#### RECORDS PROVIDED ####
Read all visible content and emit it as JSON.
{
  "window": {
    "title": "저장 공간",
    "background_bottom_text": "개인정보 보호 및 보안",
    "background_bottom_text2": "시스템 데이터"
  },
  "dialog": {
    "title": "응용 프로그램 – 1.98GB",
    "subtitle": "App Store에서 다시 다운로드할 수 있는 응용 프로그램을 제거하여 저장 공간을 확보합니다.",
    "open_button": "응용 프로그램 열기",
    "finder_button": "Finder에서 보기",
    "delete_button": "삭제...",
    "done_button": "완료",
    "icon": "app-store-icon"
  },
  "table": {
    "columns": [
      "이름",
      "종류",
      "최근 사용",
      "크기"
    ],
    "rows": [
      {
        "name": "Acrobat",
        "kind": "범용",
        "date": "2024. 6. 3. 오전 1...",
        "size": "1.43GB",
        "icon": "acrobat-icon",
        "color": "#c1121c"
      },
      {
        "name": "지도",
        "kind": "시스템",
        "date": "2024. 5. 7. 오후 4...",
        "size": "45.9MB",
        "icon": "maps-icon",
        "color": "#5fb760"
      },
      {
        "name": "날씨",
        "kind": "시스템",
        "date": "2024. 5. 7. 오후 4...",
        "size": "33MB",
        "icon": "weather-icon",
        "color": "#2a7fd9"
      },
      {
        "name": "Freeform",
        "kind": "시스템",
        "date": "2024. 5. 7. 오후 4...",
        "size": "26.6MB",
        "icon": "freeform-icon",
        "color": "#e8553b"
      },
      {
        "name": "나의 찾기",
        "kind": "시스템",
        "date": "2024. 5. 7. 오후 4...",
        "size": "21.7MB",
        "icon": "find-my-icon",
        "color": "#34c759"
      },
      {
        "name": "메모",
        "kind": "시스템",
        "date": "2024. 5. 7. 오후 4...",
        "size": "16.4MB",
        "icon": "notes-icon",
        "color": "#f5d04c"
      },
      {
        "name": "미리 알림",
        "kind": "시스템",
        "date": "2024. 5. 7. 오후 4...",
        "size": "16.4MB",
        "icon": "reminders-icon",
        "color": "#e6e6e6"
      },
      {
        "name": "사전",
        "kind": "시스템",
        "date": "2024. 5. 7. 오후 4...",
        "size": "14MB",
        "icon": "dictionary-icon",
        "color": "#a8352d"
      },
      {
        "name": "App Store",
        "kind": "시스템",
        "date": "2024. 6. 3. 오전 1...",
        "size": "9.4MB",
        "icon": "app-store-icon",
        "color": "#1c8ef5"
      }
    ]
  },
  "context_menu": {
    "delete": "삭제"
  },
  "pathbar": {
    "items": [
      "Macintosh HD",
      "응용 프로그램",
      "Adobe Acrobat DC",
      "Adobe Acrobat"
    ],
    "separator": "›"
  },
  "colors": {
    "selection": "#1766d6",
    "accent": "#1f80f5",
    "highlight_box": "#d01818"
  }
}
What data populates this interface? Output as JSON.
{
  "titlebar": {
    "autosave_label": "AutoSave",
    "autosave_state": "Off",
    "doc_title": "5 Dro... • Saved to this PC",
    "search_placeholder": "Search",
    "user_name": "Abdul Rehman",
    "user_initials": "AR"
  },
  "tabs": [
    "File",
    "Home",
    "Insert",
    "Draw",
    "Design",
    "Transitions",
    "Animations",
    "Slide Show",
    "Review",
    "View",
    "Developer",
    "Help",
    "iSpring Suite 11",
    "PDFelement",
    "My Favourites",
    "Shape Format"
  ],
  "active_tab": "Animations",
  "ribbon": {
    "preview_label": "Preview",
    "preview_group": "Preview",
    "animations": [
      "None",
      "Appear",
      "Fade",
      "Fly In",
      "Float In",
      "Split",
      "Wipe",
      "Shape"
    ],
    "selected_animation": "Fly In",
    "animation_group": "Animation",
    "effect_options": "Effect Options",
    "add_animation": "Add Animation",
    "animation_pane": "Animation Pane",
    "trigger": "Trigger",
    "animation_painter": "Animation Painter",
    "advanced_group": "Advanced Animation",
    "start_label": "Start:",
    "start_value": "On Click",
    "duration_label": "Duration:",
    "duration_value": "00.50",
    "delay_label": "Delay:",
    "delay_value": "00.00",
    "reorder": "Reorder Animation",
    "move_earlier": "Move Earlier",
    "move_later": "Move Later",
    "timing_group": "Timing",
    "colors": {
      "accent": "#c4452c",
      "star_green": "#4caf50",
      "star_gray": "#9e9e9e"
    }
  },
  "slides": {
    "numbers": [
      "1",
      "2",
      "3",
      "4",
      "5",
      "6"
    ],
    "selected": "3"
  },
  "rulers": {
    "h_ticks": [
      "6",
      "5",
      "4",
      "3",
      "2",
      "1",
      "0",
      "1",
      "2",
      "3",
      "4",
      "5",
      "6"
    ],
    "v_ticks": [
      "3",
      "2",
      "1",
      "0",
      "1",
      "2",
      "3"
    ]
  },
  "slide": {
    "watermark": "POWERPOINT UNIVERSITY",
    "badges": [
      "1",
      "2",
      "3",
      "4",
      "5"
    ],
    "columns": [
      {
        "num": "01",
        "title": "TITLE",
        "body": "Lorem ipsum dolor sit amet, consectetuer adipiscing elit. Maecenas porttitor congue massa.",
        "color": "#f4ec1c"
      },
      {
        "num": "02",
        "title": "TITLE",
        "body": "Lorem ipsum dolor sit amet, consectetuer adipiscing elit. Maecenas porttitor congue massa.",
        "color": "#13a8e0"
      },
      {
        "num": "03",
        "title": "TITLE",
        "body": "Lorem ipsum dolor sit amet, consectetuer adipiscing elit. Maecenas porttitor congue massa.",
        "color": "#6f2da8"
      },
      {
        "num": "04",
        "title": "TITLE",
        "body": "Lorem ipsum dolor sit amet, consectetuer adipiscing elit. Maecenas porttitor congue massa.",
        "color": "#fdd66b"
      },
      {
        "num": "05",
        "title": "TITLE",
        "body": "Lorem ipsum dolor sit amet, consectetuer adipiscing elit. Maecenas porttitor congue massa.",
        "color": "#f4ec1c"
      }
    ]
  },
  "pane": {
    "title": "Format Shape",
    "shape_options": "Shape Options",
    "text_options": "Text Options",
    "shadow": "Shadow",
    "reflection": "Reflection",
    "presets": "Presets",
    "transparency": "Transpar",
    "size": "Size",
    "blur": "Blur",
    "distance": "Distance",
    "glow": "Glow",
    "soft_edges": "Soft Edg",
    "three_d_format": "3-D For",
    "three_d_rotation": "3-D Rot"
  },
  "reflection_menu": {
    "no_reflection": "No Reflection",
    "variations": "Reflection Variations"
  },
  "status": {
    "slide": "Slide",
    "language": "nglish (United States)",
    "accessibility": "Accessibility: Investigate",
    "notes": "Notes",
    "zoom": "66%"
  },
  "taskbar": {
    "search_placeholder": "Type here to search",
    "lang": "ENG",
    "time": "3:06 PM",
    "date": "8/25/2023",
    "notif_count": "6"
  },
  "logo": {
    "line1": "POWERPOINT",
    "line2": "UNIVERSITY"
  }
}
####
EXERCISE OBJECTIVE: Every entry needs to be retyped exactly.

SOLUTION FOR THIS EXERCISE:
Read all visible content and emit it as JSON.
{
  "window": {
    "title": "저장 공간",
    "background_bottom_text": "개인정보 보호 및 보안",
    "background_bottom_text2": "시스템 데이터"
  },
  "dialog": {
    "title": "응용 프로그램 – 1.98GB",
    "subtitle": "App Store에서 다시 다운로드할 수 있는 응용 프로그램을 제거하여 저장 공간을 확보합니다.",
    "open_button": "응용 프로그램 열기",
    "finder_button": "Finder에서 보기",
    "delete_button": "삭제...",
    "done_button": "완료",
    "icon": "app-store-icon"
  },
  "table": {
    "columns": [
      "이름",
      "종류",
      "최근 사용",
      "크기"
    ],
    "rows": [
      {
        "name": "Acrobat",
        "kind": "범용",
        "date": "2024. 6. 3. 오전 1...",
        "size": "1.43GB",
        "icon": "acrobat-icon",
        "color": "#c1121c"
      },
      {
        "name": "지도",
        "kind": "시스템",
        "date": "2024. 5. 7. 오후 4...",
        "size": "45.9MB",
        "icon": "maps-icon",
        "color": "#5fb760"
      },
      {
        "name": "날씨",
        "kind": "시스템",
        "date": "2024. 5. 7. 오후 4...",
        "size": "33MB",
        "icon": "weather-icon",
        "color": "#2a7fd9"
      },
      {
        "name": "Freeform",
        "kind": "시스템",
        "date": "2024. 5. 7. 오후 4...",
        "size": "26.6MB",
        "icon": "freeform-icon",
        "color": "#e8553b"
      },
      {
        "name": "나의 찾기",
        "kind": "시스템",
        "date": "2024. 5. 7. 오후 4...",
        "size": "21.7MB",
        "icon": "find-my-icon",
        "color": "#34c759"
      },
      {
        "name": "메모",
        "kind": "시스템",
        "date": "2024. 5. 7. 오후 4...",
        "size": "16.4MB",
        "icon": "notes-icon",
        "color": "#f5d04c"
      },
      {
        "name": "미리 알림",
        "kind": "시스템",
        "date": "2024. 5. 7. 오후 4...",
        "size": "16.4MB",
        "icon": "reminders-icon",
        "color": "#e6e6e6"
      },
      {
        "name": "사전",
        "kind": "시스템",
        "date": "2024. 5. 7. 오후 4...",
        "size": "14MB",
        "icon": "dictionary-icon",
        "color": "#a8352d"
      },
      {
        "name": "App Store",
        "kind": "시스템",
        "date": "2024. 6. 3. 오전 1...",
        "size": "9.4MB",
        "icon": "app-store-icon",
        "color": "#1c8ef5"
      }
    ]
  },
  "context_menu": {
    "delete": "삭제"
  },
  "pathbar": {
    "items": [
      "Macintosh HD",
      "응용 프로그램",
      "Adobe Acrobat DC",
      "Adobe Acrobat"
    ],
    "separator": "›"
  },
  "colors": {
    "selection": "#1766d6",
    "accent": "#1f80f5",
    "highlight_box": "#d01818"
  }
}
What data populates this interface? Output as JSON.
{
  "titlebar": {
    "autosave_label": "AutoSave",
    "autosave_state": "Off",
    "doc_title": "5 Dro... • Saved to this PC",
    "search_placeholder": "Search",
    "user_name": "Abdul Rehman",
    "user_initials": "AR"
  },
  "tabs": [
    "File",
    "Home",
    "Insert",
    "Draw",
    "Design",
    "Transitions",
    "Animations",
    "Slide Show",
    "Review",
    "View",
    "Developer",
    "Help",
    "iSpring Suite 11",
    "PDFelement",
    "My Favourites",
    "Shape Format"
  ],
  "active_tab": "Animations",
  "ribbon": {
    "preview_label": "Preview",
    "preview_group": "Preview",
    "animations": [
      "None",
      "Appear",
      "Fade",
      "Fly In",
      "Float In",
      "Split",
      "Wipe",
      "Shape"
    ],
    "selected_animation": "Fly In",
    "animation_group": "Animation",
    "effect_options": "Effect Options",
    "add_animation": "Add Animation",
    "animation_pane": "Animation Pane",
    "trigger": "Trigger",
    "animation_painter": "Animation Painter",
    "advanced_group": "Advanced Animation",
    "start_label": "Start:",
    "start_value": "On Click",
    "duration_label": "Duration:",
    "duration_value": "00.50",
    "delay_label": "Delay:",
    "delay_value": "00.00",
    "reorder": "Reorder Animation",
    "move_earlier": "Move Earlier",
    "move_later": "Move Later",
    "timing_group": "Timing",
    "colors": {
      "accent": "#c4452c",
      "star_green": "#4caf50",
      "star_gray": "#9e9e9e"
    }
  },
  "slides": {
    "numbers": [
      "1",
      "2",
      "3",
      "4",
      "5",
      "6"
    ],
    "selected": "3"
  },
  "rulers": {
    "h_ticks": [
      "6",
      "5",
      "4",
      "3",
      "2",
      "1",
      "0",
      "1",
      "2",
      "3",
      "4",
      "5",
      "6"
    ],
    "v_ticks": [
      "3",
      "2",
      "1",
      "0",
      "1",
      "2",
      "3"
    ]
  },
  "slide": {
    "watermark": "POWERPOINT UNIVERSITY",
    "badges": [
      "1",
      "2",
      "3",
      "4",
      "5"
    ],
    "columns": [
      {
        "num": "01",
        "title": "TITLE",
        "body": "Lorem ipsum dolor sit amet, consectetuer adipiscing elit. Maecenas porttitor congue massa.",
        "color": "#f4ec1c"
      },
      {
        "num": "02",
        "title": "TITLE",
        "body": "Lorem ipsum dolor sit amet, consectetuer adipiscing elit. Maecenas porttitor congue massa.",
        "color": "#13a8e0"
      },
      {
        "num": "03",
        "title": "TITLE",
        "body": "Lorem ipsum dolor sit amet, consectetuer adipiscing elit. Maecenas porttitor congue massa.",
        "color": "#6f2da8"
      },
      {
        "num": "04",
        "title": "TITLE",
        "body": "Lorem ipsum dolor sit amet, consectetuer adipiscing elit. Maecenas porttitor congue massa.",
        "color": "#fdd66b"
      },
      {
        "num": "05",
        "title": "TITLE",
        "body": "Lorem ipsum dolor sit amet, consectetuer adipiscing elit. Maecenas porttitor congue massa.",
        "color": "#f4ec1c"
      }
    ]
  },
  "pane": {
    "title": "Format Shape",
    "shape_options": "Shape Options",
    "text_options": "Text Options",
    "shadow": "Shadow",
    "reflection": "Reflection",
    "presets": "Presets",
    "transparency": "Transpar",
    "size": "Size",
    "blur": "Blur",
    "distance": "Distance",
    "glow": "Glow",
    "soft_edges": "Soft Edg",
    "three_d_format": "3-D For",
    "three_d_rotation": "3-D Rot"
  },
  "reflection_menu": {
    "no_reflection": "No Reflection",
    "variations": "Reflection Variations"
  },
  "status": {
    "slide": "Slide",
    "language": "nglish (United States)",
    "accessibility": "Accessibility: Investigate",
    "notes": "Notes",
    "zoom": "66%"
  },
  "taskbar": {
    "search_placeholder": "Type here to search",
    "lang": "ENG",
    "time": "3:06 PM",
    "date": "8/25/2023",
    "notif_count": "6"
  },
  "logo": {
    "line1": "POWERPOINT",
    "line2": "UNIVERSITY"
  }
}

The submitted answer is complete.